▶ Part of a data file

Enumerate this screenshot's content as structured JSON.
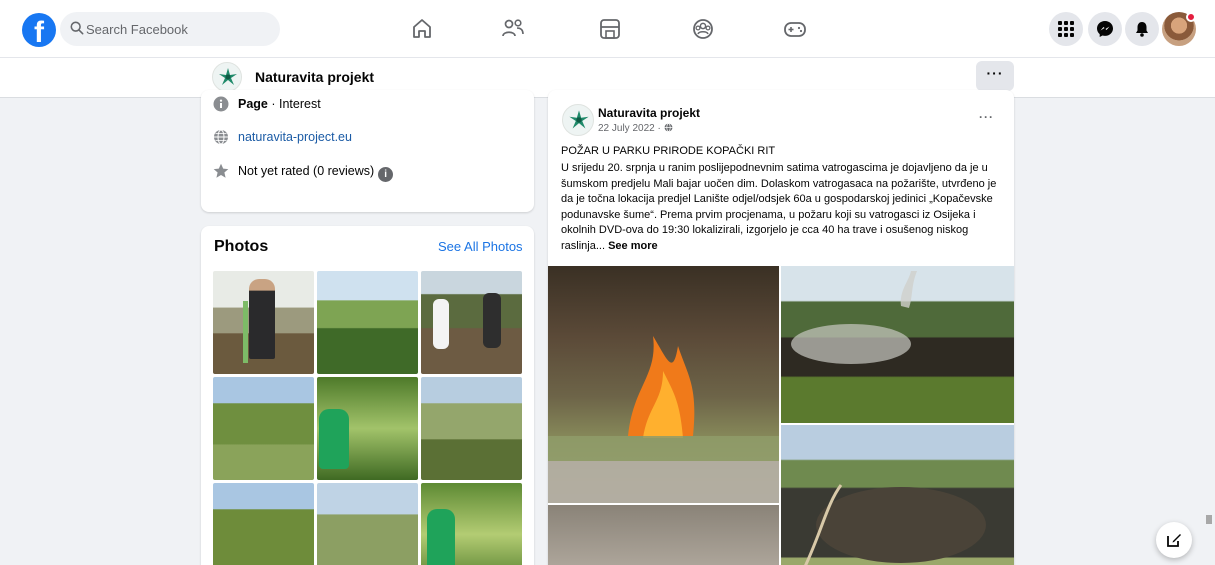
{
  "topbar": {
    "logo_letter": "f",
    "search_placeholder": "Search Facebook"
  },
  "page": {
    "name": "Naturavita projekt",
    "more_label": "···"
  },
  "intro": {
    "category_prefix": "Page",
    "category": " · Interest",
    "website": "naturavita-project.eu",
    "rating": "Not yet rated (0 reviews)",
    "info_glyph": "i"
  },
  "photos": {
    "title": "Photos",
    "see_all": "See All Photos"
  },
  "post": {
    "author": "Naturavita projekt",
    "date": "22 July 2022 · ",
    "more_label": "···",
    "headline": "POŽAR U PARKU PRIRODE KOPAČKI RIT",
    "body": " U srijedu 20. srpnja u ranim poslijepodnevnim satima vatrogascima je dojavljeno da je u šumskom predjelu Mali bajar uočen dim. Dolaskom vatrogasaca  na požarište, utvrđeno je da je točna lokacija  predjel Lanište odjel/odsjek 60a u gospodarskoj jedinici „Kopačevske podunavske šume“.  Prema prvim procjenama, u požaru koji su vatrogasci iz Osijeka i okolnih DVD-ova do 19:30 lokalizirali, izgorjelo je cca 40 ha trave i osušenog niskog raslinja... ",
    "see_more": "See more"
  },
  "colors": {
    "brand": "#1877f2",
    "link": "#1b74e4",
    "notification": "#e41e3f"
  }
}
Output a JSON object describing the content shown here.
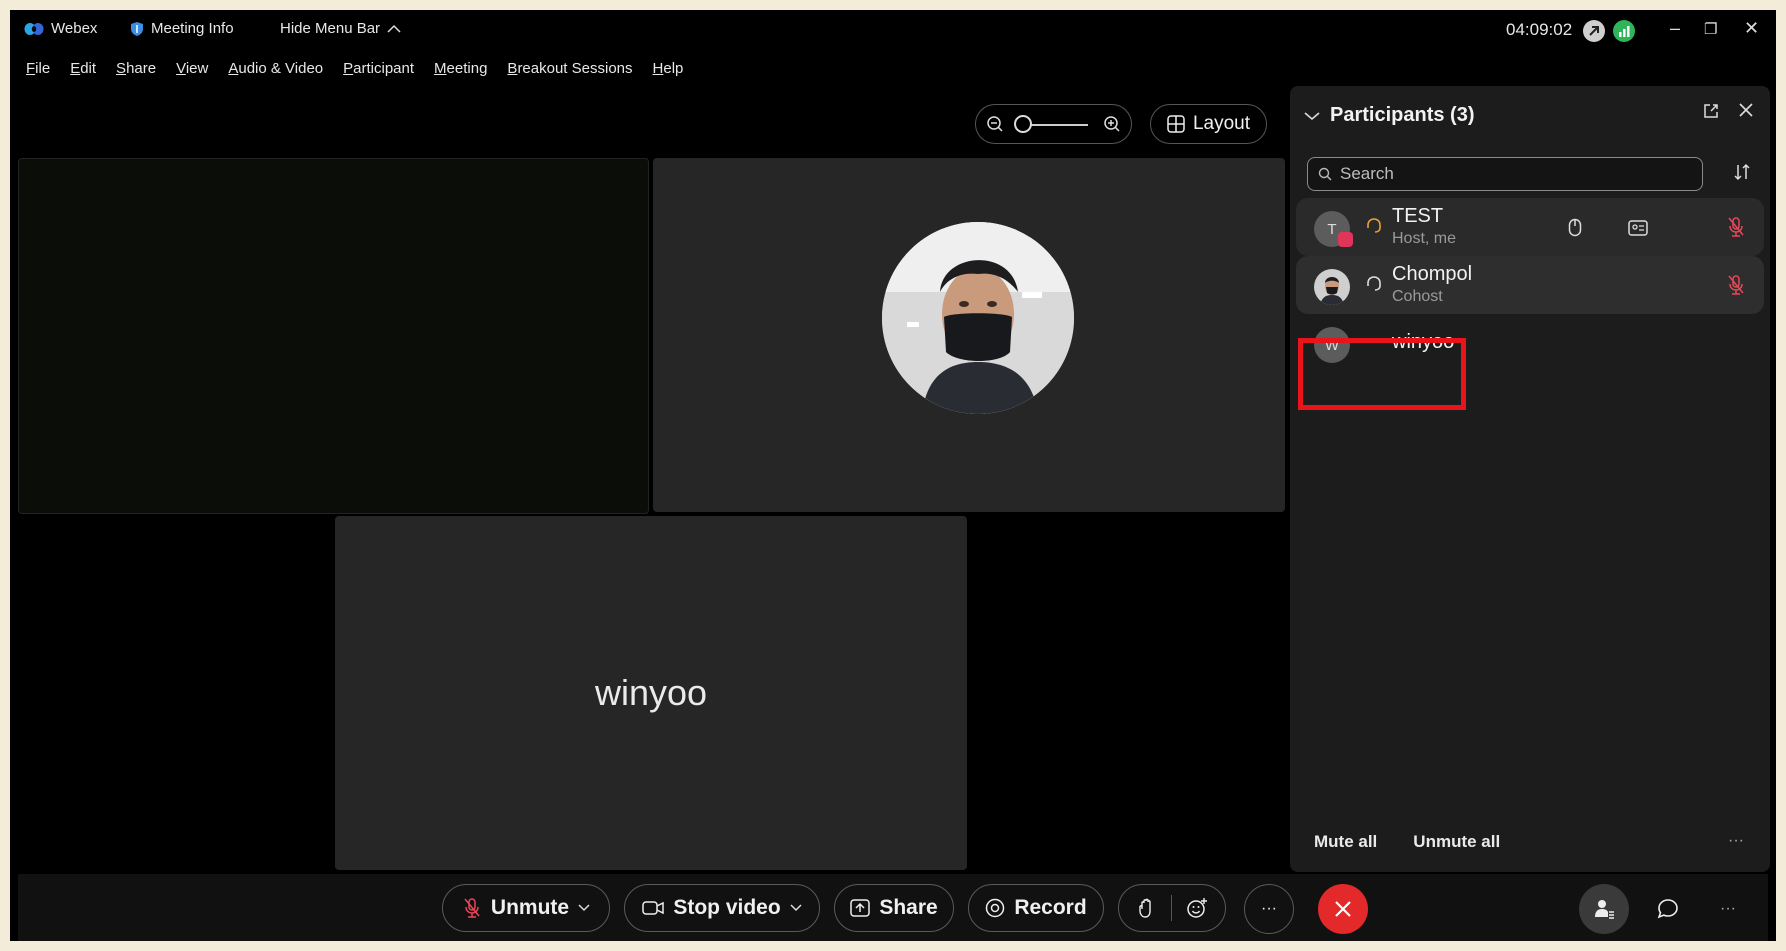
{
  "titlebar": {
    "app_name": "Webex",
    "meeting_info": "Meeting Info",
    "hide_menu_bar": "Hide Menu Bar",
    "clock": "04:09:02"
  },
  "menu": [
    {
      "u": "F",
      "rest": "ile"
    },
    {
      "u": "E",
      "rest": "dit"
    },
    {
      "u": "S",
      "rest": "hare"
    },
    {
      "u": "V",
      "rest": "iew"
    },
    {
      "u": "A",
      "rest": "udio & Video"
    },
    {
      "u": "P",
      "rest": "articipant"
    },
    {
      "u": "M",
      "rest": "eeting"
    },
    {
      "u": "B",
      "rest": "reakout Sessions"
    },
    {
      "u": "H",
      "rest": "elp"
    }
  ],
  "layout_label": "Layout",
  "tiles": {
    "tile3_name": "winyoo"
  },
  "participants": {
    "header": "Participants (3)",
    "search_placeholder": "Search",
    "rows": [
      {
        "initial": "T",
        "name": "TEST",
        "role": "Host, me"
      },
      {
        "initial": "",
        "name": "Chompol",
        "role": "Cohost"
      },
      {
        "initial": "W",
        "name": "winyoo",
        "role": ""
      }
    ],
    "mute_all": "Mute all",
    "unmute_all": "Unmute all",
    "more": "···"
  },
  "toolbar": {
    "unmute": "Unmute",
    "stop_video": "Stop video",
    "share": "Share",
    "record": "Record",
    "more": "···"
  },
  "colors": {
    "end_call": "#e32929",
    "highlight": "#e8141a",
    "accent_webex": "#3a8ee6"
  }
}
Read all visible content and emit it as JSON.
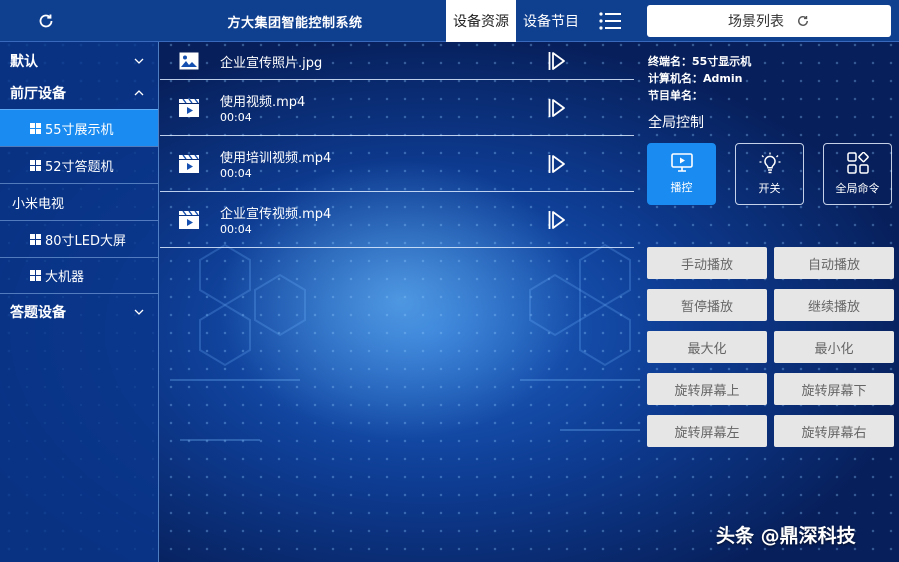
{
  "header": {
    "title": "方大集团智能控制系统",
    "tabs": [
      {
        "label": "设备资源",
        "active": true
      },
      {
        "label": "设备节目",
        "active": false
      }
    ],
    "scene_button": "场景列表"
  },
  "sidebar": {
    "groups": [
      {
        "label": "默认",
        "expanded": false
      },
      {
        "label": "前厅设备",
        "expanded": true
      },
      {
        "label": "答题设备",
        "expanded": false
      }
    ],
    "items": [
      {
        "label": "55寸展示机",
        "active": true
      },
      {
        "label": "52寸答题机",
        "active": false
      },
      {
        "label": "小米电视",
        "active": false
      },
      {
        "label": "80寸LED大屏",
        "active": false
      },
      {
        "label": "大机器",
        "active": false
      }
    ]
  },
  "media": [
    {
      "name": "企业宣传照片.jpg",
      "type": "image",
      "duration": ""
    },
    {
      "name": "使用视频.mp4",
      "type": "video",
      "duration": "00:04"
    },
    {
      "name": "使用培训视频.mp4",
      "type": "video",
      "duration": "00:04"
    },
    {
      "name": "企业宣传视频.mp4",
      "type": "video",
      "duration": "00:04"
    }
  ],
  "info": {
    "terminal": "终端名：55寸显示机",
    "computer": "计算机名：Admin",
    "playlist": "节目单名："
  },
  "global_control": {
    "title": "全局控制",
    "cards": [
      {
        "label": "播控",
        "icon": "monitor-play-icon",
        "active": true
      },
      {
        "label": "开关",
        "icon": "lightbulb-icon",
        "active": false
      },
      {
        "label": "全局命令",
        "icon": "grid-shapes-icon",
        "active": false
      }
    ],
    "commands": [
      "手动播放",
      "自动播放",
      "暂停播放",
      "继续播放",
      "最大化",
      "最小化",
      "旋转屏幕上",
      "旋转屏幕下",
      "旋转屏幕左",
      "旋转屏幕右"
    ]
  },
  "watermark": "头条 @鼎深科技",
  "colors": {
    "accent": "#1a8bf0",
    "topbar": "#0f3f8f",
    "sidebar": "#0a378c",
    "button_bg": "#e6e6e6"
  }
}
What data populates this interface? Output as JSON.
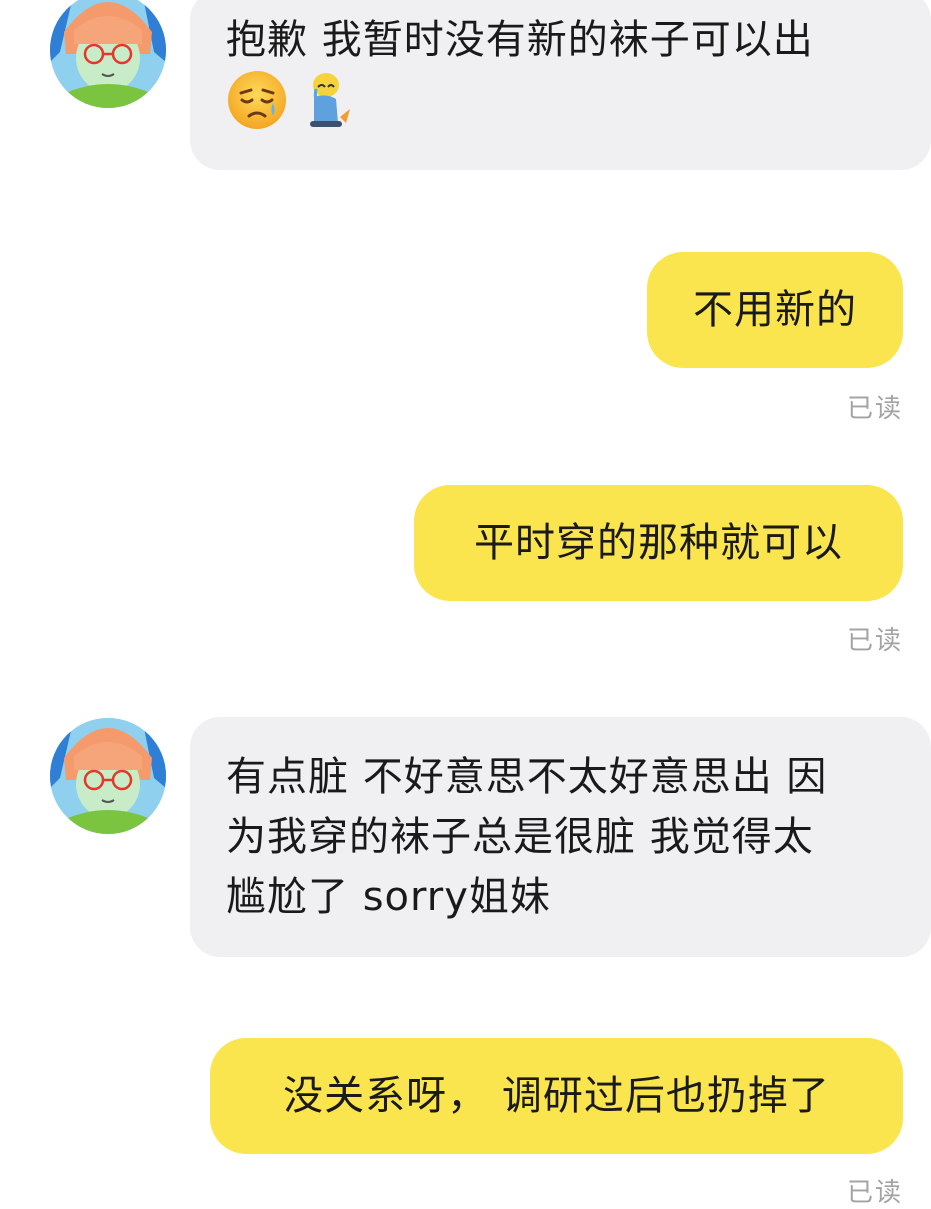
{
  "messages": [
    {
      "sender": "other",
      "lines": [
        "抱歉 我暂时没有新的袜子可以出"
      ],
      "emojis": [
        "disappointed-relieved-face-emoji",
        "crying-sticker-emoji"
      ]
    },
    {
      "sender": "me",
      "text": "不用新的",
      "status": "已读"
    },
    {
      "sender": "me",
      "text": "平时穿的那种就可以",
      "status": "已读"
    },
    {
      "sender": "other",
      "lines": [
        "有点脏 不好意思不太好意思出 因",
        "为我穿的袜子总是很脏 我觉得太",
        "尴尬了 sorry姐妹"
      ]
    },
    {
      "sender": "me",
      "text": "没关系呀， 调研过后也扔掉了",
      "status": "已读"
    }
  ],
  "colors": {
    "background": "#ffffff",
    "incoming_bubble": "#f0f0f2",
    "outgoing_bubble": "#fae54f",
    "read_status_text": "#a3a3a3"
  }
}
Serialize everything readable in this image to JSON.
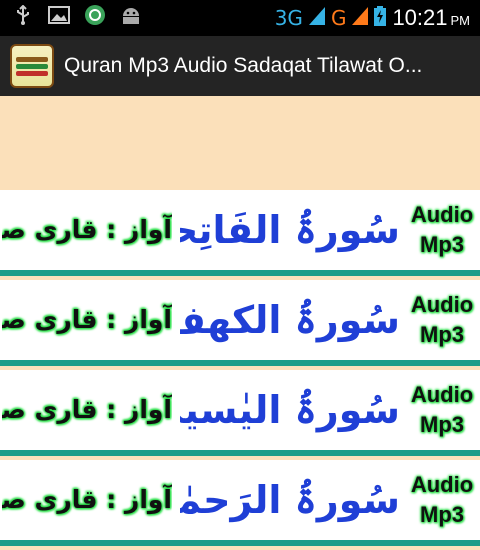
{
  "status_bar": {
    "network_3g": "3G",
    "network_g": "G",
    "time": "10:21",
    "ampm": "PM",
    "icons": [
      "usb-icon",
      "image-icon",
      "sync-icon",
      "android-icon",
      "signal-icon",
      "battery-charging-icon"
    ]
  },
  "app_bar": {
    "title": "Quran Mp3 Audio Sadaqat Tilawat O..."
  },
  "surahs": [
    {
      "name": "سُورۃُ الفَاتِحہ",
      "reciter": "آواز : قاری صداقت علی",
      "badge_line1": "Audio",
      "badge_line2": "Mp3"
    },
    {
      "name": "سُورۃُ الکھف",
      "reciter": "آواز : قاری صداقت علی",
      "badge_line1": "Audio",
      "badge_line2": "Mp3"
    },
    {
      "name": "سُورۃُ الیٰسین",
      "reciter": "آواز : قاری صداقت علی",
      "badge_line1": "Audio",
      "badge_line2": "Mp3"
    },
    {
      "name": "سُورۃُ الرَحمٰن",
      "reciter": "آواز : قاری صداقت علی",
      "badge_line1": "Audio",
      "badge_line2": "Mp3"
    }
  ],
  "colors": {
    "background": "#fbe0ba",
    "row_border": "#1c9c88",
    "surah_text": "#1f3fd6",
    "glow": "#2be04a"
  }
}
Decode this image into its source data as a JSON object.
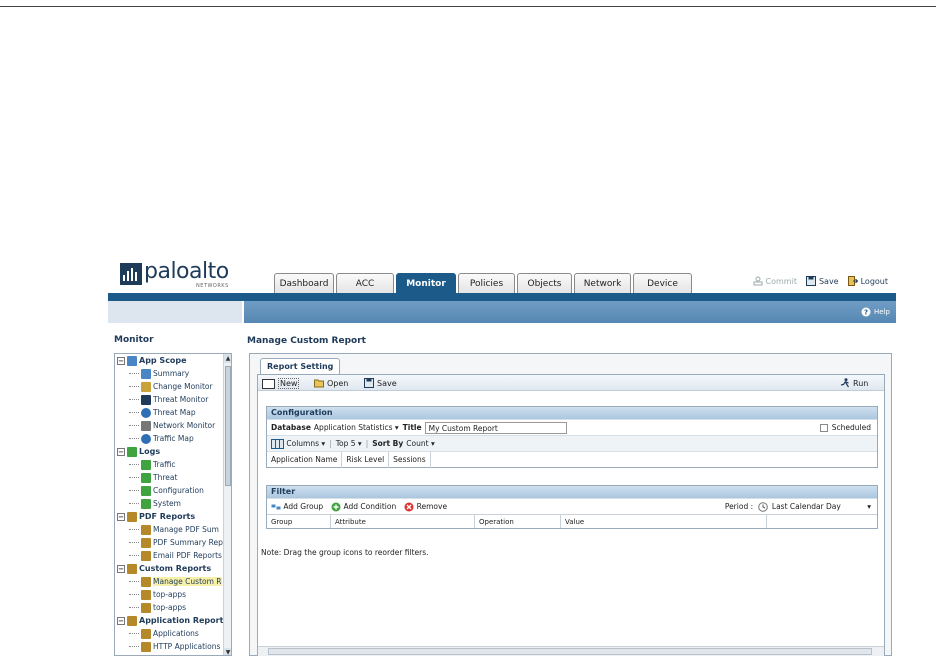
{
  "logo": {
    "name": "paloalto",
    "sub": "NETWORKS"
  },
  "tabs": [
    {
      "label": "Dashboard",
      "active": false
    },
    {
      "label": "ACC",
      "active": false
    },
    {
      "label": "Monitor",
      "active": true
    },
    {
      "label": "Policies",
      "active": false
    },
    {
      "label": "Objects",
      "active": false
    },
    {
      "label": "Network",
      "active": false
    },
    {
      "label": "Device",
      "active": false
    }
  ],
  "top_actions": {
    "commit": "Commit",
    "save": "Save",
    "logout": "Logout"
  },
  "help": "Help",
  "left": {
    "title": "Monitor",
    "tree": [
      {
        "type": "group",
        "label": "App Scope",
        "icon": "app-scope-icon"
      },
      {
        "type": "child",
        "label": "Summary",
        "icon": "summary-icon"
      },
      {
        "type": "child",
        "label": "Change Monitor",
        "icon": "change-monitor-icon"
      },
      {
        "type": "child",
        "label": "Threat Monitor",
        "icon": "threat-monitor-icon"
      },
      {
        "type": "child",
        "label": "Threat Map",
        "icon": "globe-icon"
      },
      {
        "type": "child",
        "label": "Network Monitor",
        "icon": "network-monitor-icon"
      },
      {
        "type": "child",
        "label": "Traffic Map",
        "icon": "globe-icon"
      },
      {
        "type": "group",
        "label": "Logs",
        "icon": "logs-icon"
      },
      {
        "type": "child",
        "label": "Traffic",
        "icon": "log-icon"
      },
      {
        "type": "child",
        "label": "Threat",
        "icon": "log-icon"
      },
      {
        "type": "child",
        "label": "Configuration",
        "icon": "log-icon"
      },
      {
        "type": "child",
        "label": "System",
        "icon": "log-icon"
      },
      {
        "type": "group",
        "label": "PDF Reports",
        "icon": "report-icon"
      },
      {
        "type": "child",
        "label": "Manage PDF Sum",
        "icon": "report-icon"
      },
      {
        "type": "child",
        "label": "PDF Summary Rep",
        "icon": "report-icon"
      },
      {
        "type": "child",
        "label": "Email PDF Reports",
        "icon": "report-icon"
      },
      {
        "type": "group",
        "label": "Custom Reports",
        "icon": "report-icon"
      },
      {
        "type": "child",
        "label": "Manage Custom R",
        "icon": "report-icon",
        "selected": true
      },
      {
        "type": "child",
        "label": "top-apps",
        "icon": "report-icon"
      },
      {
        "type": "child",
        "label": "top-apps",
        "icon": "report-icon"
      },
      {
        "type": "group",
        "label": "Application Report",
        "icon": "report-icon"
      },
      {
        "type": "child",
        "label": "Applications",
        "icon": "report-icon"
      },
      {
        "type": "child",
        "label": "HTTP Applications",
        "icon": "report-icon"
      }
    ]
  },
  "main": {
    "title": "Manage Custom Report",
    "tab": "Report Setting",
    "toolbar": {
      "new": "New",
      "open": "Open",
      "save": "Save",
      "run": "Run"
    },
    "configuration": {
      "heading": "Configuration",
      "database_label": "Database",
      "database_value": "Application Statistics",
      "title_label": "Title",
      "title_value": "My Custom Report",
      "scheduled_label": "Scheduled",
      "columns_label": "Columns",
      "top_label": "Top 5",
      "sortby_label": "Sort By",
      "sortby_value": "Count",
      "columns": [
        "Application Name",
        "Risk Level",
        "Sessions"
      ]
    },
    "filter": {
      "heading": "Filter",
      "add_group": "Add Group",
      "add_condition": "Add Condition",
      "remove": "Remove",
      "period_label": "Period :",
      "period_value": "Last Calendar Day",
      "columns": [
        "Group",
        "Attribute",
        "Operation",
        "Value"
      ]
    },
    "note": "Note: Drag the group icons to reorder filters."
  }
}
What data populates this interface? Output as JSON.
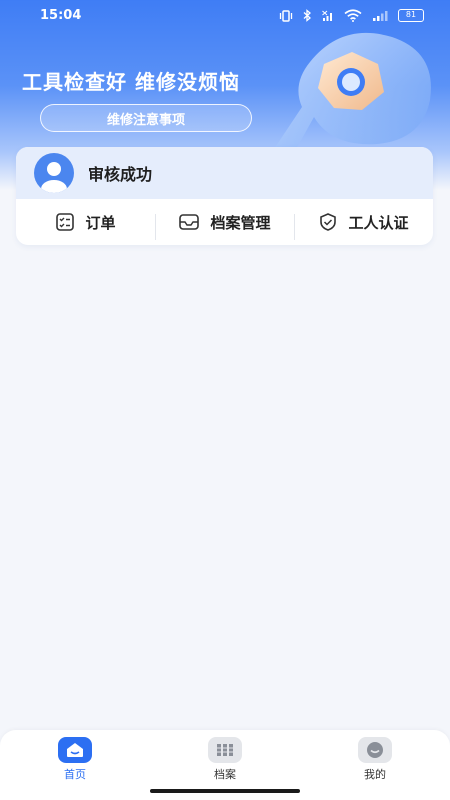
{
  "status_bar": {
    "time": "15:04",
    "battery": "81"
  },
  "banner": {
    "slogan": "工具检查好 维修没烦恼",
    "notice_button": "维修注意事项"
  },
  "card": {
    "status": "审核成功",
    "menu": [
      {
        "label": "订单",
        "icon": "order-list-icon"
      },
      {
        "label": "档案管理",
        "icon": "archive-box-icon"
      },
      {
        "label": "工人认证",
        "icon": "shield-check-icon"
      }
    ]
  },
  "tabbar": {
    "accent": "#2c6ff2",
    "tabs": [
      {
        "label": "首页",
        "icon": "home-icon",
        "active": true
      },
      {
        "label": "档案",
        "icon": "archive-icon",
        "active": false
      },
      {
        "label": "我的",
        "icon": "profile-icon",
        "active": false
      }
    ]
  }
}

▶ Task
Pick out all lines containing the string "this".

▶ The completed task
Enumerate this screenshot's content as structured JSON.
What data populates this interface? Output as JSON.
Serialize everything readable in this image to JSON.
Decode this image into its source data as a JSON object.
What data populates this interface? Output as JSON.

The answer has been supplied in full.